Give every entry again, word for word.

════════════════════

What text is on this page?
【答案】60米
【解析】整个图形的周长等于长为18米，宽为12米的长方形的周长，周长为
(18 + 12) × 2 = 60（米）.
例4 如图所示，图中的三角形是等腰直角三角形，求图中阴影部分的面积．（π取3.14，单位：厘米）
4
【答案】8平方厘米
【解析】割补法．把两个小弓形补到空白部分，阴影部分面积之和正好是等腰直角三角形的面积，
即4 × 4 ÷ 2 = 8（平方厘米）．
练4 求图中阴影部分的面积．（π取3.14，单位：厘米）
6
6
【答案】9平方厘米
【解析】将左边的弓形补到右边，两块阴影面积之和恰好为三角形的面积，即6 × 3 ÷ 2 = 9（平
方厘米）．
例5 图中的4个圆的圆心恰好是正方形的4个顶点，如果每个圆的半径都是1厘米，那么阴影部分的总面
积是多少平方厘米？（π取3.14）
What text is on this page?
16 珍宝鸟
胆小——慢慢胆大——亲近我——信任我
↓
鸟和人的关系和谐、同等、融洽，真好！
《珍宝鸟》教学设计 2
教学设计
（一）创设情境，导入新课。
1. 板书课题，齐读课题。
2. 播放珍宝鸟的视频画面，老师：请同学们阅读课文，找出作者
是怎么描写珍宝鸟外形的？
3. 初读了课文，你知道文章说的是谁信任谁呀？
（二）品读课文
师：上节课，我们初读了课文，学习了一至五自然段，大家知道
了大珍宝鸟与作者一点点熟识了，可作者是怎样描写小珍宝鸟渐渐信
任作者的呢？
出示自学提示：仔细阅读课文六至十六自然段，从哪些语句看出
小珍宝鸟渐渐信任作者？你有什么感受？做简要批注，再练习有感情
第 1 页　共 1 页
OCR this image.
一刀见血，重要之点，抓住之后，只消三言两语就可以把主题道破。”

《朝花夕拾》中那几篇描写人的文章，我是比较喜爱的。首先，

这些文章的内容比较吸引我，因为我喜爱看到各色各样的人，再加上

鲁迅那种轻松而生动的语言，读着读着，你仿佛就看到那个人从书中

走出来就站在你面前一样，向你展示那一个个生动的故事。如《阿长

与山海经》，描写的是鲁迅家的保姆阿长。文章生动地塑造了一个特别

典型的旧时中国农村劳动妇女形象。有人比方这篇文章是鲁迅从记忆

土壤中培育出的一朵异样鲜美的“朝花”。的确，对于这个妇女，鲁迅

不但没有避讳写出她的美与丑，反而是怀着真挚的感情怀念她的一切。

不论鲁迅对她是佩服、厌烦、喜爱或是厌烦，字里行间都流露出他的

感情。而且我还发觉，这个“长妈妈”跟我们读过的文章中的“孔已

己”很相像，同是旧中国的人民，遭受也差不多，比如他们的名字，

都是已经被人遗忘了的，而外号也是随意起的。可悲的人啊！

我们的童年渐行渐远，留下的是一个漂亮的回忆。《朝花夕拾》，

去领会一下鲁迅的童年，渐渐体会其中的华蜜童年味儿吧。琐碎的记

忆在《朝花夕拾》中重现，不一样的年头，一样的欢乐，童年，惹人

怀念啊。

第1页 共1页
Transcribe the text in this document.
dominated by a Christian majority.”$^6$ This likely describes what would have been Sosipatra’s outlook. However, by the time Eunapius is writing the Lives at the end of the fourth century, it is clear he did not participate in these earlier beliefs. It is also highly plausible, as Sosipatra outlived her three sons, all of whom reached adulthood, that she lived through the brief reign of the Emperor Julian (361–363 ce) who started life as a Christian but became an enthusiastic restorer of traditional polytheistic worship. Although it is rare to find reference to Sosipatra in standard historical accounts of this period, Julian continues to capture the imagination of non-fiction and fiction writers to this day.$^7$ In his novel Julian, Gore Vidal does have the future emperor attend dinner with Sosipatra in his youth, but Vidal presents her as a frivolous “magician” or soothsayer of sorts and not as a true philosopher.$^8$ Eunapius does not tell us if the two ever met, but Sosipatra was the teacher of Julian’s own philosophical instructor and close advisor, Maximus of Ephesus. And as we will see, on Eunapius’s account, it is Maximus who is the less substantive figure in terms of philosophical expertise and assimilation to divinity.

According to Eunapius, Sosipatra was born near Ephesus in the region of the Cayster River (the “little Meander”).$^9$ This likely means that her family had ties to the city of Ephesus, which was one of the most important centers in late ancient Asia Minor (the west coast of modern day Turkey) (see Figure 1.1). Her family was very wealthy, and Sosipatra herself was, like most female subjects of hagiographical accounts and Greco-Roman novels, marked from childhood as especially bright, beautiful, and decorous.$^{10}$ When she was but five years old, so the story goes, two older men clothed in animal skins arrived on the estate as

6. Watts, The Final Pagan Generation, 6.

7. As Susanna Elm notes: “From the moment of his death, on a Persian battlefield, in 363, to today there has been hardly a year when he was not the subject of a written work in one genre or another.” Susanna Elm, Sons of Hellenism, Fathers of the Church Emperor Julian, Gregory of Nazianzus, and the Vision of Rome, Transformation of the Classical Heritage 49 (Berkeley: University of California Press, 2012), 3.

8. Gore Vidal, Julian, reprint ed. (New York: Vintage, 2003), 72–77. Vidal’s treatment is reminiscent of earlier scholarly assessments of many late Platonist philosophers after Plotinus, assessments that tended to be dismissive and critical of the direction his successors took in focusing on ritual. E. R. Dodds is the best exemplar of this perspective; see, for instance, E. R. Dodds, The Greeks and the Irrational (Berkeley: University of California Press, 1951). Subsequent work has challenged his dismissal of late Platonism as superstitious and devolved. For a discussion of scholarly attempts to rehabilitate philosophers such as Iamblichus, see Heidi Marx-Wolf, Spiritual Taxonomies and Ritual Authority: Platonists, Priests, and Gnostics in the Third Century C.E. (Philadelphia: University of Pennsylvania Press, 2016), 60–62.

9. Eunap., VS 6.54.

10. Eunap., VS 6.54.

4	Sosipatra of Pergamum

════════════════════

Exercise response ▸
What text is on this page?
【答案】60米
【解析】整个图形的周长等于长为18米，宽为12米的长方形的周长，周长为
(18 + 12) × 2 = 60（米）.
例4 如图所示，图中的三角形是等腰直角三角形，求图中阴影部分的面积．（π取3.14，单位：厘米）
4
【答案】8平方厘米
【解析】割补法．把两个小弓形补到空白部分，阴影部分面积之和正好是等腰直角三角形的面积，
即4 × 4 ÷ 2 = 8（平方厘米）．
练4 求图中阴影部分的面积．（π取3.14，单位：厘米）
6
6
【答案】9平方厘米
【解析】将左边的弓形补到右边，两块阴影面积之和恰好为三角形的面积，即6 × 3 ÷ 2 = 9（平
方厘米）．
例5 图中的4个圆的圆心恰好是正方形的4个顶点，如果每个圆的半径都是1厘米，那么阴影部分的总面
积是多少平方厘米？（π取3.14）
What text is on this page?
16 珍宝鸟
胆小——慢慢胆大——亲近我——信任我
↓
鸟和人的关系和谐、同等、融洽，真好！
《珍宝鸟》教学设计 2
教学设计
（一）创设情境，导入新课。
1. 板书课题，齐读课题。
2. 播放珍宝鸟的视频画面，老师：请同学们阅读课文，找出作者
是怎么描写珍宝鸟外形的？
3. 初读了课文，你知道文章说的是谁信任谁呀？
（二）品读课文
师：上节课，我们初读了课文，学习了一至五自然段，大家知道
了大珍宝鸟与作者一点点熟识了，可作者是怎样描写小珍宝鸟渐渐信
任作者的呢？
出示自学提示：仔细阅读课文六至十六自然段，从哪些语句看出
小珍宝鸟渐渐信任作者？你有什么感受？做简要批注，再练习有感情
第 1 页　共 1 页
OCR this image.
一刀见血，重要之点，抓住之后，只消三言两语就可以把主题道破。”

《朝花夕拾》中那几篇描写人的文章，我是比较喜爱的。首先，

这些文章的内容比较吸引我，因为我喜爱看到各色各样的人，再加上

鲁迅那种轻松而生动的语言，读着读着，你仿佛就看到那个人从书中

走出来就站在你面前一样，向你展示那一个个生动的故事。如《阿长

与山海经》，描写的是鲁迅家的保姆阿长。文章生动地塑造了一个特别

典型的旧时中国农村劳动妇女形象。有人比方这篇文章是鲁迅从记忆

土壤中培育出的一朵异样鲜美的“朝花”。的确，对于这个妇女，鲁迅

不但没有避讳写出她的美与丑，反而是怀着真挚的感情怀念她的一切。

不论鲁迅对她是佩服、厌烦、喜爱或是厌烦，字里行间都流露出他的

感情。而且我还发觉，这个“长妈妈”跟我们读过的文章中的“孔已

己”很相像，同是旧中国的人民，遭受也差不多，比如他们的名字，

都是已经被人遗忘了的，而外号也是随意起的。可悲的人啊！

我们的童年渐行渐远，留下的是一个漂亮的回忆。《朝花夕拾》，

去领会一下鲁迅的童年，渐渐体会其中的华蜜童年味儿吧。琐碎的记

忆在《朝花夕拾》中重现，不一样的年头，一样的欢乐，童年，惹人

怀念啊。

第1页 共1页
Transcribe the text in this document.
dominated by a Christian majority.”$^6$ This likely describes what would have been Sosipatra’s outlook. However, by the time Eunapius is writing the Lives at the end of the fourth century, it is clear he did not participate in these earlier beliefs. It is also highly plausible, as Sosipatra outlived her three sons, all of whom reached adulthood, that she lived through the brief reign of the Emperor Julian (361–363 ce) who started life as a Christian but became an enthusiastic restorer of traditional polytheistic worship. Although it is rare to find reference to Sosipatra in standard historical accounts of this period, Julian continues to capture the imagination of non-fiction and fiction writers to this day.$^7$ In his novel Julian, Gore Vidal does have the future emperor attend dinner with Sosipatra in his youth, but Vidal presents her as a frivolous “magician” or soothsayer of sorts and not as a true philosopher.$^8$ Eunapius does not tell us if the two ever met, but Sosipatra was the teacher of Julian’s own philosophical instructor and close advisor, Maximus of Ephesus. And as we will see, on Eunapius’s account, it is Maximus who is the less substantive figure in terms of philosophical expertise and assimilation to divinity.

According to Eunapius, Sosipatra was born near Ephesus in the region of the Cayster River (the “little Meander”).$^9$ This likely means that her family had ties to the city of Ephesus, which was one of the most important centers in late ancient Asia Minor (the west coast of modern day Turkey) (see Figure 1.1). Her family was very wealthy, and Sosipatra herself was, like most female subjects of hagiographical accounts and Greco-Roman novels, marked from childhood as especially bright, beautiful, and decorous.$^{10}$ When she was but five years old, so the story goes, two older men clothed in animal skins arrived on the estate as

6. Watts, The Final Pagan Generation, 6.

7. As Susanna Elm notes: “From the moment of his death, on a Persian battlefield, in 363, to today there has been hardly a year when he was not the subject of a written work in one genre or another.” Susanna Elm, Sons of Hellenism, Fathers of the Church Emperor Julian, Gregory of Nazianzus, and the Vision of Rome, Transformation of the Classical Heritage 49 (Berkeley: University of California Press, 2012), 3.

8. Gore Vidal, Julian, reprint ed. (New York: Vintage, 2003), 72–77. Vidal’s treatment is reminiscent of earlier scholarly assessments of many late Platonist philosophers after Plotinus, assessments that tended to be dismissive and critical of the direction his successors took in focusing on ritual. E. R. Dodds is the best exemplar of this perspective; see, for instance, E. R. Dodds, The Greeks and the Irrational (Berkeley: University of California Press, 1951). Subsequent work has challenged his dismissal of late Platonism as superstitious and devolved. For a discussion of scholarly attempts to rehabilitate philosophers such as Iamblichus, see Heidi Marx-Wolf, Spiritual Taxonomies and Ritual Authority: Platonists, Priests, and Gnostics in the Third Century C.E. (Philadelphia: University of Pennsylvania Press, 2016), 60–62.

9. Eunap., VS 6.54.

10. Eunap., VS 6.54.

4	Sosipatra of Pergamum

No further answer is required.